:: Task instructions ::
Output all of the entries exactly as written.

* Begin *

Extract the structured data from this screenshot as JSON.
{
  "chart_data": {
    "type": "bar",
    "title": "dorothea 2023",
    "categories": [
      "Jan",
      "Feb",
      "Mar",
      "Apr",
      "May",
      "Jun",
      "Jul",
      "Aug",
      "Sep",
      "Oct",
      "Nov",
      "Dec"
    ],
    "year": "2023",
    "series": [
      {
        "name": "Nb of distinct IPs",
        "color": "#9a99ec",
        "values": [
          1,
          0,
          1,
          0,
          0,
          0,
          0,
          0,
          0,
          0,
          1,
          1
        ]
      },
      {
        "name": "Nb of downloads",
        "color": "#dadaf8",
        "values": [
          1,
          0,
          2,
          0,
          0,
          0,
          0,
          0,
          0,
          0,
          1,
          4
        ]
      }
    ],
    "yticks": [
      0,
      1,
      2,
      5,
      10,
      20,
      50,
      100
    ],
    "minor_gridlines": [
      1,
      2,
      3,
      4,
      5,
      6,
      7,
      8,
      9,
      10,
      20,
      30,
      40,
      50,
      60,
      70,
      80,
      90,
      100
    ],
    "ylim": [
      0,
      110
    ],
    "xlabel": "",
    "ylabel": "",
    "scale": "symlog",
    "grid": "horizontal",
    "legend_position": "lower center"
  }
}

* End *

:: Exercise result ::
Extract the structured data from this screenshot as JSON.
{
  "chart_data": {
    "type": "bar",
    "title": "dorothea 2023",
    "categories": [
      "Jan",
      "Feb",
      "Mar",
      "Apr",
      "May",
      "Jun",
      "Jul",
      "Aug",
      "Sep",
      "Oct",
      "Nov",
      "Dec"
    ],
    "year": "2023",
    "series": [
      {
        "name": "Nb of distinct IPs",
        "color": "#9a99ec",
        "values": [
          1,
          0,
          1,
          0,
          0,
          0,
          0,
          0,
          0,
          0,
          1,
          1
        ]
      },
      {
        "name": "Nb of downloads",
        "color": "#dadaf8",
        "values": [
          1,
          0,
          2,
          0,
          0,
          0,
          0,
          0,
          0,
          0,
          1,
          4
        ]
      }
    ],
    "yticks": [
      0,
      1,
      2,
      5,
      10,
      20,
      50,
      100
    ],
    "minor_gridlines": [
      1,
      2,
      3,
      4,
      5,
      6,
      7,
      8,
      9,
      10,
      20,
      30,
      40,
      50,
      60,
      70,
      80,
      90,
      100
    ],
    "ylim": [
      0,
      110
    ],
    "xlabel": "",
    "ylabel": "",
    "scale": "symlog",
    "grid": "horizontal",
    "legend_position": "lower center"
  }
}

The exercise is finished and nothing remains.